═══ PASSAGE

Leakage energy has become an increasingly large fraction of total energy consumption, making it important to reduce leakage energy for improving the overall energy efficiency. Cache occupies a large on-chip area, which are good targets for leakage energy reduction. For the CPU cache, we study how to reduce the cache leakage energy efficiently in a hybrid SPM (Scratch-Pad Memory) and cache architecture. For the GPU cache, the access pattern of GPU cache is different from the CPU, which usually has little locality and high miss rate. In addition, GPU can hide memory latency more effectively due to multi-threading. Because of the above reasons, we find it is possible to place the cache lines of the GPU data caches into the low power mode more aggressively than traditional leakage management for CPU caches, which can reduce more leakage energy without significant performance degradation.
The contention in shared resources between CPU and GPU, such as the last level cache (LLC), interconnection network and DRAM, may degrade both CPU and GPU performance. We propose a simple yet effective method based on probability to control the LLC replacement policy for reducing the CPU’s inter-core conflict misses caused by GPU without significantly impacting GPU performance. In addition, we develop two strategies to combine the probability based method for the LLC and an existing technique called virtual channel partition (VCP) for the interconnection network to further improve the CPU performance.

══════
═══ AVAILABLE DATA

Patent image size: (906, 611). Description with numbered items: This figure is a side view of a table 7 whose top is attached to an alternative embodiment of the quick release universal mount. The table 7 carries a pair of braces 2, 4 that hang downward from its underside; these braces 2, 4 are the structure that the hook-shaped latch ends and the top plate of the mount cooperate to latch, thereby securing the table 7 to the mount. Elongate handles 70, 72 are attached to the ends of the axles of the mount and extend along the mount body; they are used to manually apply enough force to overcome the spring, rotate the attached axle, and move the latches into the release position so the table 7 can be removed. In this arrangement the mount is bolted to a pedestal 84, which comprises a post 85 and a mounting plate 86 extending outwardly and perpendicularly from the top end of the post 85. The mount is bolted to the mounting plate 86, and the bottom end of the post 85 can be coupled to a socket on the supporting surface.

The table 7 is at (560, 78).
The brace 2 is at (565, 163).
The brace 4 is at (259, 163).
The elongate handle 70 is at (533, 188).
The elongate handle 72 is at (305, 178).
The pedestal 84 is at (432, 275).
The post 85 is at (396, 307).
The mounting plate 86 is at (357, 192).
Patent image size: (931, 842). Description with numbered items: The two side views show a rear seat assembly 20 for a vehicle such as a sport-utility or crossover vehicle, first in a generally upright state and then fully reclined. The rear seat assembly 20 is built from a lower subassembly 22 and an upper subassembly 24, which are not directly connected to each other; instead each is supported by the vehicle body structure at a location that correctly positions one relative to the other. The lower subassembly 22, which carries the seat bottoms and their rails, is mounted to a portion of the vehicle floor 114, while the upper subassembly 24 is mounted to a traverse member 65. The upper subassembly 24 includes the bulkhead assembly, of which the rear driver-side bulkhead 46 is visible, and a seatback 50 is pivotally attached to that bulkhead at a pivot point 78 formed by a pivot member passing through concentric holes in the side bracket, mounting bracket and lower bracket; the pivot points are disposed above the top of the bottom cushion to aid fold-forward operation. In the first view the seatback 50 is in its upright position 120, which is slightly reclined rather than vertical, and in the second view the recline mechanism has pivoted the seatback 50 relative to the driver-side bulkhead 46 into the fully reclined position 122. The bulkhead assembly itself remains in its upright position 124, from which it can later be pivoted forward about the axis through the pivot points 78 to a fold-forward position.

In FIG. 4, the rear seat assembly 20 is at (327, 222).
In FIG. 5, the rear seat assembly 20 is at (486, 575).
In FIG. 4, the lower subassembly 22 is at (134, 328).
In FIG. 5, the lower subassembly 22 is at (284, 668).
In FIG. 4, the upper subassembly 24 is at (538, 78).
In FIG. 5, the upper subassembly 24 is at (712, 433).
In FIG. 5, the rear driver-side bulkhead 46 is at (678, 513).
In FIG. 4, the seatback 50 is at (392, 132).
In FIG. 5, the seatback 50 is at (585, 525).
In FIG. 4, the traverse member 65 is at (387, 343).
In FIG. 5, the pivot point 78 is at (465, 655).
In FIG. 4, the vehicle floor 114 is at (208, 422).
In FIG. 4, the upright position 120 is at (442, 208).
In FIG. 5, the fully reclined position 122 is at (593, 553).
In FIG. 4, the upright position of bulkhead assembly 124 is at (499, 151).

══════

• YOUR TASKS:
1/ Set down the records verbatim, starting with their first line and going on through the line that contains "The mounting plate 86 is at (357, 192).", both lines included.
2/ Resume the passage on cache leakage energy and CPU-GPU resource contention from the point where it stops.
The records are unrelated to the text on cache leakage energy.

• THE RESPONSES:
1/
Patent image size: (906, 611). Description with numbered items: This figure is a side view of a table 7 whose top is attached to an alternative embodiment of the quick release universal mount. The table 7 carries a pair of braces 2, 4 that hang downward from its underside; these braces 2, 4 are the structure that the hook-shaped latch ends and the top plate of the mount cooperate to latch, thereby securing the table 7 to the mount. Elongate handles 70, 72 are attached to the ends of the axles of the mount and extend along the mount body; they are used to manually apply enough force to overcome the spring, rotate the attached axle, and move the latches into the release position so the table 7 can be removed. In this arrangement the mount is bolted to a pedestal 84, which comprises a post 85 and a mounting plate 86 extending outwardly and perpendicularly from the top end of the post 85. The mount is bolted to the mounting plate 86, and the bottom end of the post 85 can be coupled to a socket on the supporting surface.

The table 7 is at (560, 78).
The brace 2 is at (565, 163).
The brace 4 is at (259, 163).
The elongate handle 70 is at (533, 188).
The elongate handle 72 is at (305, 178).
The pedestal 84 is at (432, 275).
The post 85 is at (396, 307).
The mounting plate 86 is at (357, 192).

2/
For a specific graph application of Breadth first search (BFS), which is a basis for graph search and a core building block for many higher-level graph analysis applications, it is a typical example of parallel computation that is inefficient on GPU architectures. In a graph, a small portion of nodes may have a large number of neighbors, which leads to irregular tasks on GPUs. These irregularities limit the parallelism of BFS executing on GPUs. Unlike the previous works focusing on fine-grained task management to address the irregularity, we propose Virtual-BFS (VBFS) to virtually change the graph itself. By adding virtual vertices, the high-degree nodes in the graph are divided into groups that have an equal number of neighbors, which increases the parallelism such that more GPU threads can work concurrently. This approach ensures correctness and can significantly improve both the performance and energy efficiency on GPUs.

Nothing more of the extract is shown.